> Recorded information:

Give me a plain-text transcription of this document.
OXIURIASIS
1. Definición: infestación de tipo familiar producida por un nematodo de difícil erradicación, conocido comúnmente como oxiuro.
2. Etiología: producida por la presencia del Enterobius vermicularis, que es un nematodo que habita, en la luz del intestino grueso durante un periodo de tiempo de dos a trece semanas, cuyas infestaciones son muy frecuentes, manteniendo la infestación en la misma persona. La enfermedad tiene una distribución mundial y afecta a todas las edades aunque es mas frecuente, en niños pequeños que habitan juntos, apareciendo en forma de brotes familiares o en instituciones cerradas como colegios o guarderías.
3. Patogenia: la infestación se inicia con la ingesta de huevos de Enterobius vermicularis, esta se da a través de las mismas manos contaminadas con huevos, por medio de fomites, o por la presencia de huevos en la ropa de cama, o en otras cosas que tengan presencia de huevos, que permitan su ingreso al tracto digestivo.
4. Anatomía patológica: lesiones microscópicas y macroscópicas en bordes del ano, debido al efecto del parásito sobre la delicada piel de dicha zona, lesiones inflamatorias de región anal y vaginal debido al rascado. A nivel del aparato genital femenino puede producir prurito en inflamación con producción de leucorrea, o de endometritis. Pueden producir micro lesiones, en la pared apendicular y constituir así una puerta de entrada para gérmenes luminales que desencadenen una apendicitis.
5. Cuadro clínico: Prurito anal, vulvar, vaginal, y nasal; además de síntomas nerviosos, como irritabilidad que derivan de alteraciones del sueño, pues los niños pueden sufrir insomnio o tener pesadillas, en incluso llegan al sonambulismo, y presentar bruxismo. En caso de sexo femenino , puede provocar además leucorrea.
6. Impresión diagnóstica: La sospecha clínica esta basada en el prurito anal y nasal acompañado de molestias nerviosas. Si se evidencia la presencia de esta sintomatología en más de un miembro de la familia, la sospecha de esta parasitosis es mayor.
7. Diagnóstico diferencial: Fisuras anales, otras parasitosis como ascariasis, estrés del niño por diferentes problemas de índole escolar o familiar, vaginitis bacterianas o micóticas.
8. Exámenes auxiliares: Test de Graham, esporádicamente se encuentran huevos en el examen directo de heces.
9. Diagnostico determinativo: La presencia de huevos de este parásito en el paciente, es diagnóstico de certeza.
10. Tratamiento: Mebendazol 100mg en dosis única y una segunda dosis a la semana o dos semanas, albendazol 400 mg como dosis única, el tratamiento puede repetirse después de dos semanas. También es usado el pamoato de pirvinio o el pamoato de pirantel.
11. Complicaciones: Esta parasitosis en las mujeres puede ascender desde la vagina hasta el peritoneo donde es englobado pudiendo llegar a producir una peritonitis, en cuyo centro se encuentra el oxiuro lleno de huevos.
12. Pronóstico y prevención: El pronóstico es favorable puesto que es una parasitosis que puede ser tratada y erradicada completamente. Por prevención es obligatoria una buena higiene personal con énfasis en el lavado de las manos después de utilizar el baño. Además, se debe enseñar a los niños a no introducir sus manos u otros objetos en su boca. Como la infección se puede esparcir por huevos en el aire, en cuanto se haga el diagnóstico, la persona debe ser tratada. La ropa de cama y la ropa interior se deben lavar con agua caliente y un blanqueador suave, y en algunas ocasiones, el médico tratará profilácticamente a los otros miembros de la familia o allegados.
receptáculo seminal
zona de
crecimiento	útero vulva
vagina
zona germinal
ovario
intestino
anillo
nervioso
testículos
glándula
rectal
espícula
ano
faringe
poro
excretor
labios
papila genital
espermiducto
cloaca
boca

> Problem description: Among the lines above, find those that contain the word "femenino" and copy them.

> Expected answer:
4. Anatomía patológica: lesiones microscópicas y macroscópicas en bordes del ano, debido al efecto del parásito sobre la delicada piel de dicha zona, lesiones inflamatorias de región anal y vaginal debido al rascado. A nivel del aparato genital femenino puede producir prurito en inflamación con producción de leucorrea, o de endometritis. Pueden producir micro lesiones, en la pared apendicular y constituir así una puerta de entrada para gérmenes luminales que desencadenen una apendicitis.
5. Cuadro clínico: Prurito anal, vulvar, vaginal, y nasal; además de síntomas nerviosos, como irritabilidad que derivan de alteraciones del sueño, pues los niños pueden sufrir insomnio o tener pesadillas, en incluso llegan al sonambulismo, y presentar bruxismo. En caso de sexo femenino , puede provocar además leucorrea.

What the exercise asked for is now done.